## Work to do
Transcribe the whole listing below without changing a word, but leave out every image.

## Dataset items
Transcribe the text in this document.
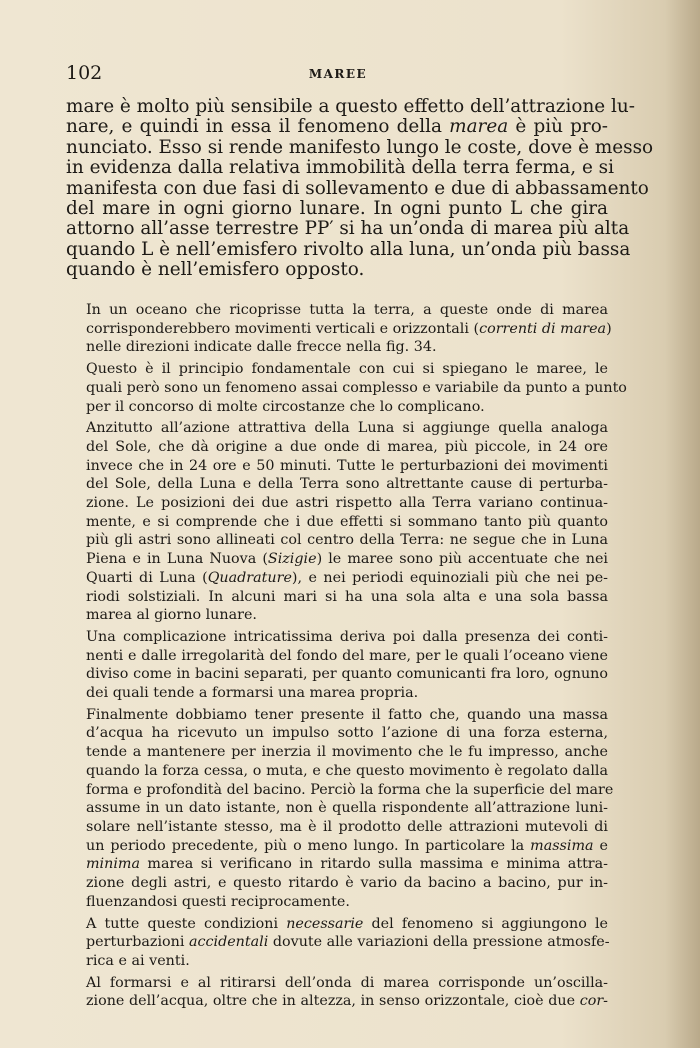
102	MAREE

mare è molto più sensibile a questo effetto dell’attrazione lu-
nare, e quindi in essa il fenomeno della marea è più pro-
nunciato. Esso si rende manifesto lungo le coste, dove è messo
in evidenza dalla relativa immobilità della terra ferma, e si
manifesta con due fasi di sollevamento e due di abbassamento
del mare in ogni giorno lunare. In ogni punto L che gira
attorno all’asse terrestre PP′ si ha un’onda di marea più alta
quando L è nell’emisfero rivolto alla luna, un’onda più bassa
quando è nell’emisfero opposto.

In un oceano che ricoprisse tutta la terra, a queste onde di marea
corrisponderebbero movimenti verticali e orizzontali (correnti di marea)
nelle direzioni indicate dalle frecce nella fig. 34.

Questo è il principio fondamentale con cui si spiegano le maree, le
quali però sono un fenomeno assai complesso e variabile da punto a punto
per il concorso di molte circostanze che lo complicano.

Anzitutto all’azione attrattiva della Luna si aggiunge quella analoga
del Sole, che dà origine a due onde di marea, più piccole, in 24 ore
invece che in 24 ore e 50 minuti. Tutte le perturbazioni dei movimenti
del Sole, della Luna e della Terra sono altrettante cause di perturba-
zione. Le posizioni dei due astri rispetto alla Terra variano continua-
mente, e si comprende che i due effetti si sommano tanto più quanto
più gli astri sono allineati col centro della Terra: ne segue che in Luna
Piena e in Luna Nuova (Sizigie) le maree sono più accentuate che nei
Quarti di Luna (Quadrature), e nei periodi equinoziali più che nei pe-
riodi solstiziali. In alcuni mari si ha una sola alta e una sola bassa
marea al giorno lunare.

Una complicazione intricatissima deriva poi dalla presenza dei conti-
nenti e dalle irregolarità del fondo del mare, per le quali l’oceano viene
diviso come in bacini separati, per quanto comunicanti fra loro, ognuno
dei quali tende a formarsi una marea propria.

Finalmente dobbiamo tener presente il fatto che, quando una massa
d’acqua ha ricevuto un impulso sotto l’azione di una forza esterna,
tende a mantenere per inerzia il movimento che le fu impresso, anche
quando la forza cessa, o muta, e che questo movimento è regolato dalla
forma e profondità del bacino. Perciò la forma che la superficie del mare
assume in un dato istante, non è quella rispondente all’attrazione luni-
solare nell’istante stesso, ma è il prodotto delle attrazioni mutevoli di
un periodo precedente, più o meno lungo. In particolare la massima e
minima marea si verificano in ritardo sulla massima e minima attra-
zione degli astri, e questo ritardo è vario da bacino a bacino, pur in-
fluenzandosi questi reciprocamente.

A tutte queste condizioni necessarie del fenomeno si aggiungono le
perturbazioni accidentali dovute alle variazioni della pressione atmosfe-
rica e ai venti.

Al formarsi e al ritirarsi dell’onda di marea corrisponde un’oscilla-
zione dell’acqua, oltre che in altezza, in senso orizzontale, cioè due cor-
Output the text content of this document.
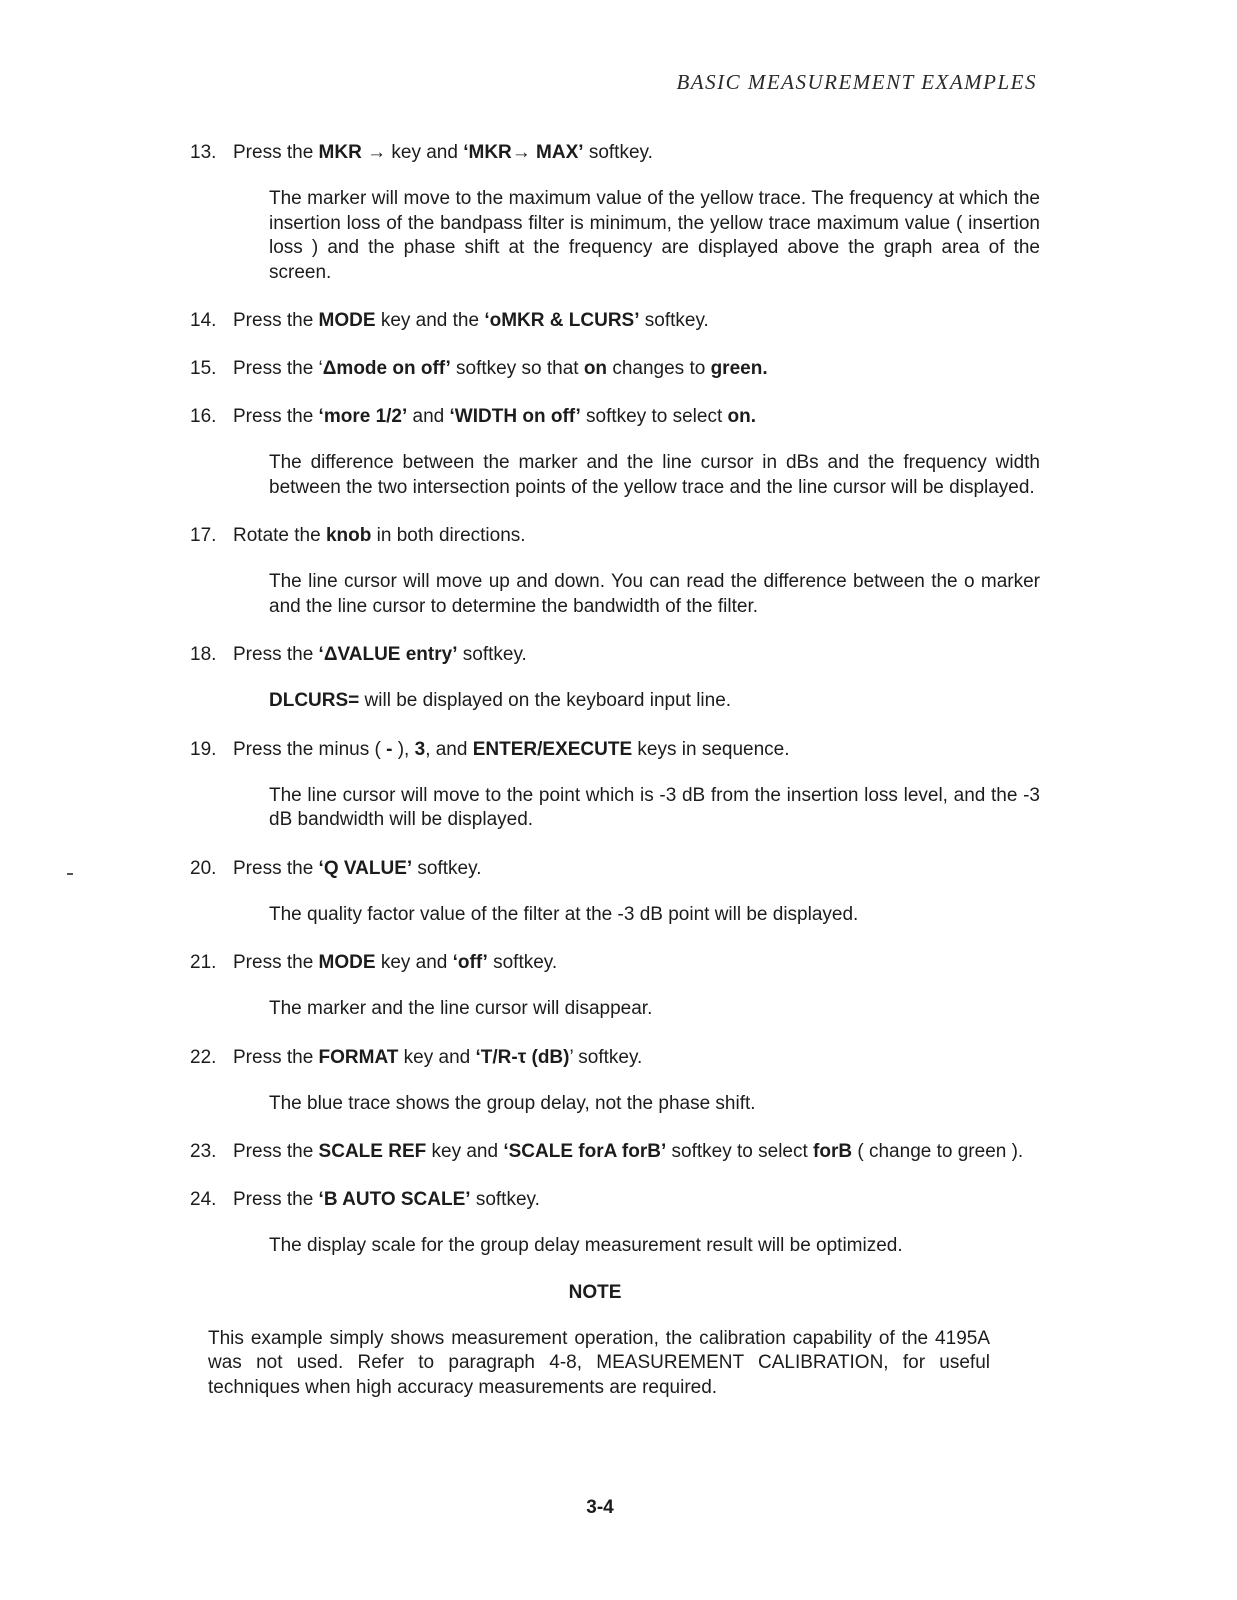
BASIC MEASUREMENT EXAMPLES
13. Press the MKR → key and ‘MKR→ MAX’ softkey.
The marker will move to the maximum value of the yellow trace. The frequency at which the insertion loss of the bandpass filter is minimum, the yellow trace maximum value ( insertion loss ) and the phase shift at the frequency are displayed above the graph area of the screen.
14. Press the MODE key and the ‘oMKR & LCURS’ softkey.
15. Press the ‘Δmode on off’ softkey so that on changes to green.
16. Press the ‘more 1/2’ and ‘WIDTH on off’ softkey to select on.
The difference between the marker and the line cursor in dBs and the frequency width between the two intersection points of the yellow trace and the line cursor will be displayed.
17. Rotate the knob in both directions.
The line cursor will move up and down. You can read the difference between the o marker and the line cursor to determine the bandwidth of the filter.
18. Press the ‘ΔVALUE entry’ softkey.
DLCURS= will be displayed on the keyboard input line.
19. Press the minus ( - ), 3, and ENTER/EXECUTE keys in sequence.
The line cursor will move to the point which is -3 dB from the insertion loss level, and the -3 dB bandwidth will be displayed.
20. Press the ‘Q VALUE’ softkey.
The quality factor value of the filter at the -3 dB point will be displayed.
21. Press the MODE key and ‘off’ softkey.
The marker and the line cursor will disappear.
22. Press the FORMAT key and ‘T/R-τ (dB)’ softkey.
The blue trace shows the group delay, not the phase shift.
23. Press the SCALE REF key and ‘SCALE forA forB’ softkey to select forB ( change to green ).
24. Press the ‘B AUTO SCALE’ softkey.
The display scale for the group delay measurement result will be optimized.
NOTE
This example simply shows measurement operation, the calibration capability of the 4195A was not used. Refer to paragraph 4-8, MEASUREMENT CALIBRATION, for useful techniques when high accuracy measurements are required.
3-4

## Worked solution
Transcribe the text in this document.
102	MAREE

mare è molto più sensibile a questo effetto dell’attrazione lu-
nare, e quindi in essa il fenomeno della marea è più pro-
nunciato. Esso si rende manifesto lungo le coste, dove è messo
in evidenza dalla relativa immobilità della terra ferma, e si
manifesta con due fasi di sollevamento e due di abbassamento
del mare in ogni giorno lunare. In ogni punto L che gira
attorno all’asse terrestre PP′ si ha un’onda di marea più alta
quando L è nell’emisfero rivolto alla luna, un’onda più bassa
quando è nell’emisfero opposto.

In un oceano che ricoprisse tutta la terra, a queste onde di marea
corrisponderebbero movimenti verticali e orizzontali (correnti di marea)
nelle direzioni indicate dalle frecce nella fig. 34.

Questo è il principio fondamentale con cui si spiegano le maree, le
quali però sono un fenomeno assai complesso e variabile da punto a punto
per il concorso di molte circostanze che lo complicano.

Anzitutto all’azione attrattiva della Luna si aggiunge quella analoga
del Sole, che dà origine a due onde di marea, più piccole, in 24 ore
invece che in 24 ore e 50 minuti. Tutte le perturbazioni dei movimenti
del Sole, della Luna e della Terra sono altrettante cause di perturba-
zione. Le posizioni dei due astri rispetto alla Terra variano continua-
mente, e si comprende che i due effetti si sommano tanto più quanto
più gli astri sono allineati col centro della Terra: ne segue che in Luna
Piena e in Luna Nuova (Sizigie) le maree sono più accentuate che nei
Quarti di Luna (Quadrature), e nei periodi equinoziali più che nei pe-
riodi solstiziali. In alcuni mari si ha una sola alta e una sola bassa
marea al giorno lunare.

Una complicazione intricatissima deriva poi dalla presenza dei conti-
nenti e dalle irregolarità del fondo del mare, per le quali l’oceano viene
diviso come in bacini separati, per quanto comunicanti fra loro, ognuno
dei quali tende a formarsi una marea propria.

Finalmente dobbiamo tener presente il fatto che, quando una massa
d’acqua ha ricevuto un impulso sotto l’azione di una forza esterna,
tende a mantenere per inerzia il movimento che le fu impresso, anche
quando la forza cessa, o muta, e che questo movimento è regolato dalla
forma e profondità del bacino. Perciò la forma che la superficie del mare
assume in un dato istante, non è quella rispondente all’attrazione luni-
solare nell’istante stesso, ma è il prodotto delle attrazioni mutevoli di
un periodo precedente, più o meno lungo. In particolare la massima e
minima marea si verificano in ritardo sulla massima e minima attra-
zione degli astri, e questo ritardo è vario da bacino a bacino, pur in-
fluenzandosi questi reciprocamente.

A tutte queste condizioni necessarie del fenomeno si aggiungono le
perturbazioni accidentali dovute alle variazioni della pressione atmosfe-
rica e ai venti.

Al formarsi e al ritirarsi dell’onda di marea corrisponde un’oscilla-
zione dell’acqua, oltre che in altezza, in senso orizzontale, cioè due cor-
Output the text content of this document.
BASIC MEASUREMENT EXAMPLES
13. Press the MKR → key and ‘MKR→ MAX’ softkey.
The marker will move to the maximum value of the yellow trace. The frequency at which the insertion loss of the bandpass filter is minimum, the yellow trace maximum value ( insertion loss ) and the phase shift at the frequency are displayed above the graph area of the screen.
14. Press the MODE key and the ‘oMKR & LCURS’ softkey.
15. Press the ‘Δmode on off’ softkey so that on changes to green.
16. Press the ‘more 1/2’ and ‘WIDTH on off’ softkey to select on.
The difference between the marker and the line cursor in dBs and the frequency width between the two intersection points of the yellow trace and the line cursor will be displayed.
17. Rotate the knob in both directions.
The line cursor will move up and down. You can read the difference between the o marker and the line cursor to determine the bandwidth of the filter.
18. Press the ‘ΔVALUE entry’ softkey.
DLCURS= will be displayed on the keyboard input line.
19. Press the minus ( - ), 3, and ENTER/EXECUTE keys in sequence.
The line cursor will move to the point which is -3 dB from the insertion loss level, and the -3 dB bandwidth will be displayed.
20. Press the ‘Q VALUE’ softkey.
The quality factor value of the filter at the -3 dB point will be displayed.
21. Press the MODE key and ‘off’ softkey.
The marker and the line cursor will disappear.
22. Press the FORMAT key and ‘T/R-τ (dB)’ softkey.
The blue trace shows the group delay, not the phase shift.
23. Press the SCALE REF key and ‘SCALE forA forB’ softkey to select forB ( change to green ).
24. Press the ‘B AUTO SCALE’ softkey.
The display scale for the group delay measurement result will be optimized.
NOTE
This example simply shows measurement operation, the calibration capability of the 4195A was not used. Refer to paragraph 4-8, MEASUREMENT CALIBRATION, for useful techniques when high accuracy measurements are required.
3-4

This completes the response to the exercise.